### Entradas proporcionadas
☆ ☆ ☆ ☆
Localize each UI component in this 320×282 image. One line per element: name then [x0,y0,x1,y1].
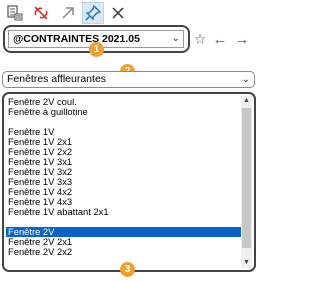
☆ ☆ ☆ ☆
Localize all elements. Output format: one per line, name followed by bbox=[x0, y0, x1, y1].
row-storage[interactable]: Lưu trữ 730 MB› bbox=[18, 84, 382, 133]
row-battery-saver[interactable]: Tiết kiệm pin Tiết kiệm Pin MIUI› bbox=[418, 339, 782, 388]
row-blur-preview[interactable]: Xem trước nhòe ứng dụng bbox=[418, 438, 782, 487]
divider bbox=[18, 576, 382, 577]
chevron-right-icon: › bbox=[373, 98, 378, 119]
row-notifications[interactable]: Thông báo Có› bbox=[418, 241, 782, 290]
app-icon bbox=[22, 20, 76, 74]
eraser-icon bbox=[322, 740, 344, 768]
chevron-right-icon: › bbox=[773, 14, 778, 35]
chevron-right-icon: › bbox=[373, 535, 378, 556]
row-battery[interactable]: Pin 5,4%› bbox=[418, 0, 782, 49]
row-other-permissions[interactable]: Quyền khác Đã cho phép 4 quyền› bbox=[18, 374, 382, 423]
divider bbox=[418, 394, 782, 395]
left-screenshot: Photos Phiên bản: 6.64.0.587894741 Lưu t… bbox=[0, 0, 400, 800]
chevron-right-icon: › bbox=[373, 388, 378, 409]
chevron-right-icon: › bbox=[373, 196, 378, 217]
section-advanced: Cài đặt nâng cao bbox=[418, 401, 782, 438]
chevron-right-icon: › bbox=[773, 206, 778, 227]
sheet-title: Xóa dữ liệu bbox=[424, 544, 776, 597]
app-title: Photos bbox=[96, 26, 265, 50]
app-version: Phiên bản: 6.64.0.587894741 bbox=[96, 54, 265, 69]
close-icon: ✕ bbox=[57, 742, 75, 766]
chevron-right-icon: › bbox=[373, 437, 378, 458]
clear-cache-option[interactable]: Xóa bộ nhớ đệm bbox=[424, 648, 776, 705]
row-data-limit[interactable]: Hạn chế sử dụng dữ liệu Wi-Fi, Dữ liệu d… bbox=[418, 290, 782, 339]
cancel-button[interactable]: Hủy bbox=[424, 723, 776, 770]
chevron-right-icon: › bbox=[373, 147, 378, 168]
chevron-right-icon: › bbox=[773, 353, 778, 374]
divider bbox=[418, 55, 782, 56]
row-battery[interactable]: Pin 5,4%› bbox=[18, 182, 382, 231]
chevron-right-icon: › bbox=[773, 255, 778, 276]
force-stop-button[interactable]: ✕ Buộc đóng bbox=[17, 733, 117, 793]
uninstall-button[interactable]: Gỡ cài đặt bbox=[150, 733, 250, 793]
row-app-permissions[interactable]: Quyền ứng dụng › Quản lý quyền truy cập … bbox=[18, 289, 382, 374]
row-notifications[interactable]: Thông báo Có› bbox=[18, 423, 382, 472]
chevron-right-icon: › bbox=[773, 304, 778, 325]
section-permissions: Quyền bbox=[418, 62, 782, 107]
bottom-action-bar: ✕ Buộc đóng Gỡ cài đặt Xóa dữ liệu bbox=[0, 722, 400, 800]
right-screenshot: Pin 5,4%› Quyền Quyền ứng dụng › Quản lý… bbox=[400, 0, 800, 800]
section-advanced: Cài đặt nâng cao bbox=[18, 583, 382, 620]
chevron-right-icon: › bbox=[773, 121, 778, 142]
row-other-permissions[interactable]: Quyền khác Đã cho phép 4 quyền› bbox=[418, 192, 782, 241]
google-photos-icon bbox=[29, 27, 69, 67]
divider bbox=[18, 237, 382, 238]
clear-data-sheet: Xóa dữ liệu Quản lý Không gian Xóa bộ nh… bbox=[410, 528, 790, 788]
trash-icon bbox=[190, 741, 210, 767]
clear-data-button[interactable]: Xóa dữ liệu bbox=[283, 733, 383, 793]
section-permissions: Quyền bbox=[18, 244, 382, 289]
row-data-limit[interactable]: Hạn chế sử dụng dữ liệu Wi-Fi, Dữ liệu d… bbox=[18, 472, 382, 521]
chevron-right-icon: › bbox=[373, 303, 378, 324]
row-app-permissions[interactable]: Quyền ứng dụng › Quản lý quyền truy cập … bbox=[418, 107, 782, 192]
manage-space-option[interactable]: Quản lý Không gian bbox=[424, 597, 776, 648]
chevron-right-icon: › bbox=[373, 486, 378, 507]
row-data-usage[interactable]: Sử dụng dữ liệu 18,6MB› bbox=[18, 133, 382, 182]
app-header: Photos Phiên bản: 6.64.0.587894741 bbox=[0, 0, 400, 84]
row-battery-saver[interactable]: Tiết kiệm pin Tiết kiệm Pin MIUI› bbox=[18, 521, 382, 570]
☆ ☆ ☆ ☆
### El problema
Presenta como tabla Markdown las líneas que empiezan en la que contiene "Localize all elements." y siguen hasta la que contiene "chevron-right-icon: › bbox=[373, 437, 378, 458]", ambas incluidas, sin las líneas en blanco. Usa la columna Nº para el número de fila y la columna Línea para el texto de cada una.

### Resultado del ejercicio
| Nº | Línea |
|---|---|
| 1 | Localize all elements. Output format: one per line, name followed by bbox=[x0, y0, x1, y1]. |
| 2 | row-storage[interactable]: Lưu trữ 730 MB› bbox=[18, 84, 382, 133] |
| 3 | row-battery-saver[interactable]: Tiết kiệm pin Tiết kiệm Pin MIUI› bbox=[418, 339, 782, 388] |
| 4 | row-blur-preview[interactable]: Xem trước nhòe ứng dụng bbox=[418, 438, 782, 487] |
| 5 | divider bbox=[18, 576, 382, 577] |
| 6 | chevron-right-icon: › bbox=[373, 98, 378, 119] |
| 7 | row-notifications[interactable]: Thông báo Có› bbox=[418, 241, 782, 290] |
| 8 | app-icon bbox=[22, 20, 76, 74] |
| 9 | eraser-icon bbox=[322, 740, 344, 768] |
| 10 | chevron-right-icon: › bbox=[773, 14, 778, 35] |
| 11 | chevron-right-icon: › bbox=[373, 535, 378, 556] |
| 12 | row-battery[interactable]: Pin 5,4%› bbox=[418, 0, 782, 49] |
| 13 | row-other-permissions[interactable]: Quyền khác Đã cho phép 4 quyền› bbox=[18, 374, 382, 423] |
| 14 | divider bbox=[418, 394, 782, 395] |
| 15 | left-screenshot: Photos Phiên bản: 6.64.0.587894741 Lưu t… bbox=[0, 0, 400, 800] |
| 16 | chevron-right-icon: › bbox=[373, 388, 378, 409] |
| 17 | chevron-right-icon: › bbox=[373, 196, 378, 217] |
| 18 | section-advanced: Cài đặt nâng cao bbox=[418, 401, 782, 438] |
| 19 | chevron-right-icon: › bbox=[773, 206, 778, 227] |
| 20 | sheet-title: Xóa dữ liệu bbox=[424, 544, 776, 597] |
| 21 | app-title: Photos bbox=[96, 26, 265, 50] |
| 22 | app-version: Phiên bản: 6.64.0.587894741 bbox=[96, 54, 265, 69] |
| 23 | close-icon: ✕ bbox=[57, 742, 75, 766] |
| 24 | chevron-right-icon: › bbox=[373, 437, 378, 458] |